* **Figure record extracts**
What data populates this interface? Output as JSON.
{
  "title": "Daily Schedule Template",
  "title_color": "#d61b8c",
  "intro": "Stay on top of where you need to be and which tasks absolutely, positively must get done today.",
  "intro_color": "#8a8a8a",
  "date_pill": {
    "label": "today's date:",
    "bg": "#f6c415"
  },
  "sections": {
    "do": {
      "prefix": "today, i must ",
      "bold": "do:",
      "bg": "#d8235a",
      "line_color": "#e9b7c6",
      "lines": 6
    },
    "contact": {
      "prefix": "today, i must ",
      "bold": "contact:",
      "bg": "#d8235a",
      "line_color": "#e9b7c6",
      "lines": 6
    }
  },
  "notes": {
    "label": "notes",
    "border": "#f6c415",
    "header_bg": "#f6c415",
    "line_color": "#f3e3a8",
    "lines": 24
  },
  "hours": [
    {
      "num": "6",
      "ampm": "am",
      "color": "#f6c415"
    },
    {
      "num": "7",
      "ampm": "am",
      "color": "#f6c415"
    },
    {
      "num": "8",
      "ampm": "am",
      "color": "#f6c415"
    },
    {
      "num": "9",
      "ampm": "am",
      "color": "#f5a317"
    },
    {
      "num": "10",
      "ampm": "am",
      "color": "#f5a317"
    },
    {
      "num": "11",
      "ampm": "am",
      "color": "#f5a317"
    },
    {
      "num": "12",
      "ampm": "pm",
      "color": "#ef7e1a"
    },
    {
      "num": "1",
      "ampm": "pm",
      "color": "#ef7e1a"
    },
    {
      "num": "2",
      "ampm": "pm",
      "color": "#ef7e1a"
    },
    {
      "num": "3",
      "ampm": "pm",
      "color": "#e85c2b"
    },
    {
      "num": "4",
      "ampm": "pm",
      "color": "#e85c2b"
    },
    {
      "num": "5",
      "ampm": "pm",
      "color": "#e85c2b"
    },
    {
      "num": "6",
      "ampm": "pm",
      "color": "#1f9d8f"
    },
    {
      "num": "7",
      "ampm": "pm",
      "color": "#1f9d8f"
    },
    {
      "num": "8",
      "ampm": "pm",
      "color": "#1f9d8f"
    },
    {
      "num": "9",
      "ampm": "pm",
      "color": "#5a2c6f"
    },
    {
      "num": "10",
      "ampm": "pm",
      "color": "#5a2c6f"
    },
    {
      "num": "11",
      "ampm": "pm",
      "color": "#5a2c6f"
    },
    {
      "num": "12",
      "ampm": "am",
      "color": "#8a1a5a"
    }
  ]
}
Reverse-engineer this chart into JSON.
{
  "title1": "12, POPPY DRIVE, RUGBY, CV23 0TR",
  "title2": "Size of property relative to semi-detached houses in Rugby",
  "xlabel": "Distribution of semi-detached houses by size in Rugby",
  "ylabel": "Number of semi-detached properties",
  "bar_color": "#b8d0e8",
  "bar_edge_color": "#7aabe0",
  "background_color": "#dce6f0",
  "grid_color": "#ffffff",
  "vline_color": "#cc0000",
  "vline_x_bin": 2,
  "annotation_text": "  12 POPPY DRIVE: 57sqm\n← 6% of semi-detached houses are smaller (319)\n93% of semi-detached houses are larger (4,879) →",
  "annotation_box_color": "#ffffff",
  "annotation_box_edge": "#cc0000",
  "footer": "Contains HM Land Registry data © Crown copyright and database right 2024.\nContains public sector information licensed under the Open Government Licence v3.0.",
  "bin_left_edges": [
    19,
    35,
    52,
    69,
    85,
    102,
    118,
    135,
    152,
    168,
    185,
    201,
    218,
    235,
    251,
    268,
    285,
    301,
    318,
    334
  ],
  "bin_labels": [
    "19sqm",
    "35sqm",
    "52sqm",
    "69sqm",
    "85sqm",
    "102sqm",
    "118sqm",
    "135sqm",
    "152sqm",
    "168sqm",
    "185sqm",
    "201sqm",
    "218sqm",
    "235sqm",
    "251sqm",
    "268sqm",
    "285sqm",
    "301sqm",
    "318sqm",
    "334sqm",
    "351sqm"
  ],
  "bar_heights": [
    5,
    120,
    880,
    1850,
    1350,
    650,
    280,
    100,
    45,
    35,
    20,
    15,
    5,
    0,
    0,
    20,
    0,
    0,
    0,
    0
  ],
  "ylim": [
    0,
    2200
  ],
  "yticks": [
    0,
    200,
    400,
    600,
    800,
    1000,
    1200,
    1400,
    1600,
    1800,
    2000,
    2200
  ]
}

* **TASK BRIEF**
Gather all lines of the records that include the word "semi".

* **WRITTEN RESPONSE**
  "title2": "Size of property relative to semi-detached houses in Rugby",
  "xlabel": "Distribution of semi-detached houses by size in Rugby",
  "ylabel": "Number of semi-detached properties",
  "annotation_text": "  12 POPPY DRIVE: 57sqm\n← 6% of semi-detached houses are smaller (319)\n93% of semi-detached houses are larger (4,879) →",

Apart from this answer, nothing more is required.